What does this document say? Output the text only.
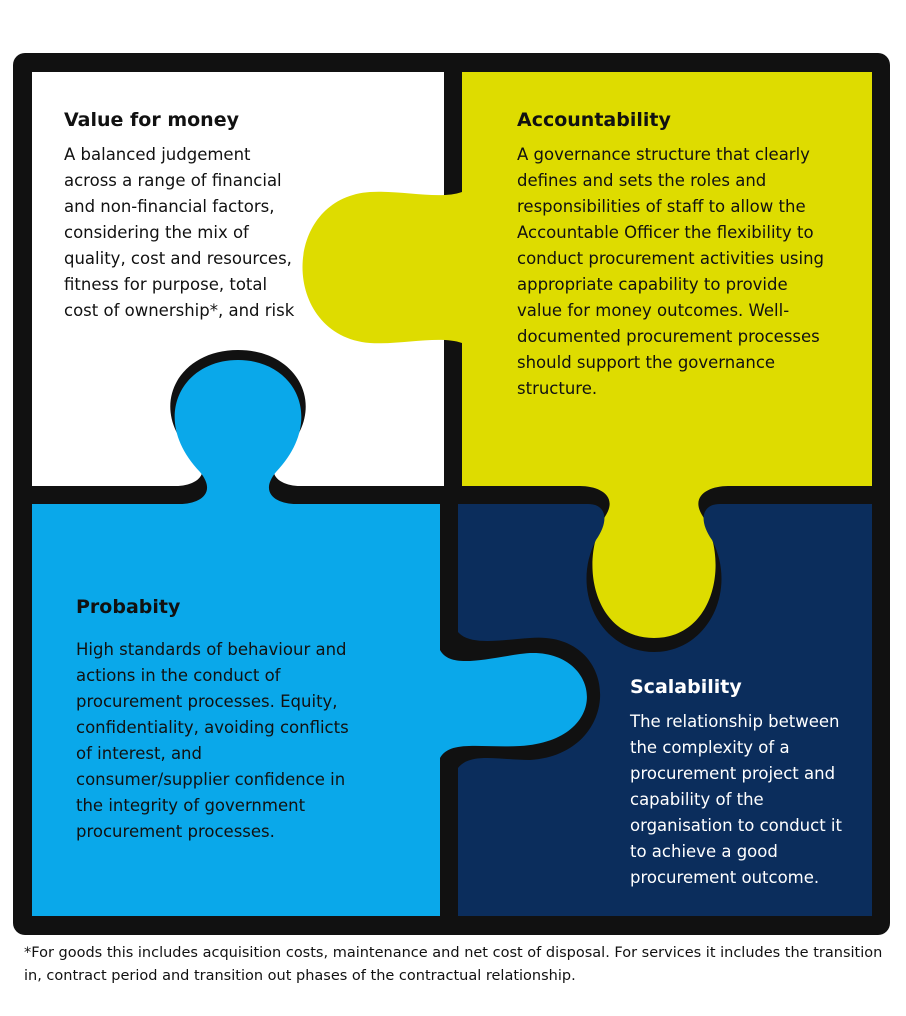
Value for money

A balanced judgement
across a range of financial
and non-financial factors,
considering the mix of
quality, cost and resources,
fitness for purpose, total
cost of ownership*, and risk

Accountability

A governance structure that clearly
defines and sets the roles and
responsibilities of staff to allow the
Accountable Officer the flexibility to
conduct procurement activities using
appropriate capability to provide
value for money outcomes. Well-
documented procurement processes
should support the governance
structure.

Probabity

High standards of behaviour and
actions in the conduct of
procurement processes. Equity,
confidentiality, avoiding conflicts
of interest, and
consumer/supplier confidence in
the integrity of government
procurement processes.

Scalability

The relationship between
the complexity of a
procurement project and
capability of the
organisation to conduct it
to achieve a good
procurement outcome.

*For goods this includes acquisition costs, maintenance and net cost of disposal. For services it includes the transition in, contract period and transition out phases of the contractual relationship.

## Given exercise
Reproduce each entry precisely. Leave the pictures out.

## Full answer
What does this document say? Output the text only.
Value for money

A balanced judgement
across a range of financial
and non-financial factors,
considering the mix of
quality, cost and resources,
fitness for purpose, total
cost of ownership*, and risk

Accountability

A governance structure that clearly
defines and sets the roles and
responsibilities of staff to allow the
Accountable Officer the flexibility to
conduct procurement activities using
appropriate capability to provide
value for money outcomes. Well-
documented procurement processes
should support the governance
structure.

Probabity

High standards of behaviour and
actions in the conduct of
procurement processes. Equity,
confidentiality, avoiding conflicts
of interest, and
consumer/supplier confidence in
the integrity of government
procurement processes.

Scalability

The relationship between
the complexity of a
procurement project and
capability of the
organisation to conduct it
to achieve a good
procurement outcome.

*For goods this includes acquisition costs, maintenance and net cost of disposal. For services it includes the transition in, contract period and transition out phases of the contractual relationship.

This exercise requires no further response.